• _WORK INSTRUCTIONS_
Carry none of the pictures over; write out the complete data exactly.

-- START OF RECORD SET --

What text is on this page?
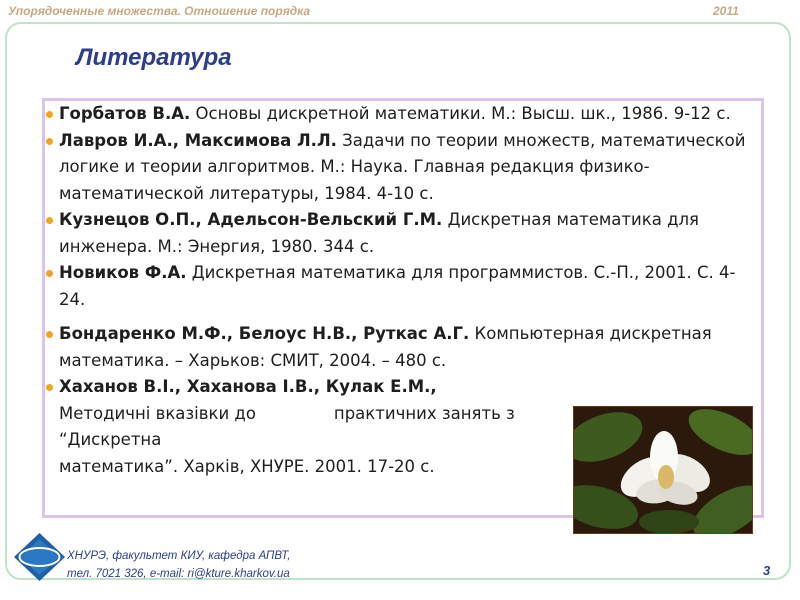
Упорядоченные множества. Отношение порядка	2011
Литература
Горбатов В.А. Основы дискретной математики. М.: Высш. шк., 1986. 9-12 с.
Лавров И.А., Максимова Л.Л. Задачи по теории множеств, математической логике и теории алгоритмов. М.: Наука. Главная редакция физико-математической литературы, 1984. 4-10 с.
Кузнецов О.П., Адельсон-Вельский Г.М. Дискретная математика для инженера. М.: Энергия, 1980. 344 с.
Новиков Ф.А. Дискретная математика для программистов. С.-П., 2001. С. 4-24.
Бондаренко М.Ф., Белоус Н.В., Руткас А.Г. Компьютерная дискретная математика. – Харьков: СМИТ, 2004. – 480 с.
Хаханов В.І., Хаханова І.В., Кулак Е.М.,
Методичні вказівки до	практичних занять з
“Дискретна
математика”. Харків, ХНУРЕ. 2001. 17-20 с.
ХНУРЭ, факультет КИУ, кафедра АПВТ,
тел. 7021 326, e-mail: ri@kture.kharkov.ua	3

-- END OF RECORD SET --

• _EXPECTED ANSWER_
What text is on this page?
Упорядоченные множества. Отношение порядка	2011
Литература
Горбатов В.А. Основы дискретной математики. М.: Высш. шк., 1986. 9-12 с.
Лавров И.А., Максимова Л.Л. Задачи по теории множеств, математической логике и теории алгоритмов. М.: Наука. Главная редакция физико-математической литературы, 1984. 4-10 с.
Кузнецов О.П., Адельсон-Вельский Г.М. Дискретная математика для инженера. М.: Энергия, 1980. 344 с.
Новиков Ф.А. Дискретная математика для программистов. С.-П., 2001. С. 4-24.
Бондаренко М.Ф., Белоус Н.В., Руткас А.Г. Компьютерная дискретная математика. – Харьков: СМИТ, 2004. – 480 с.
Хаханов В.І., Хаханова І.В., Кулак Е.М.,
Методичні вказівки до	практичних занять з
“Дискретна
математика”. Харків, ХНУРЕ. 2001. 17-20 с.
ХНУРЭ, факультет КИУ, кафедра АПВТ,
тел. 7021 326, e-mail: ri@kture.kharkov.ua	3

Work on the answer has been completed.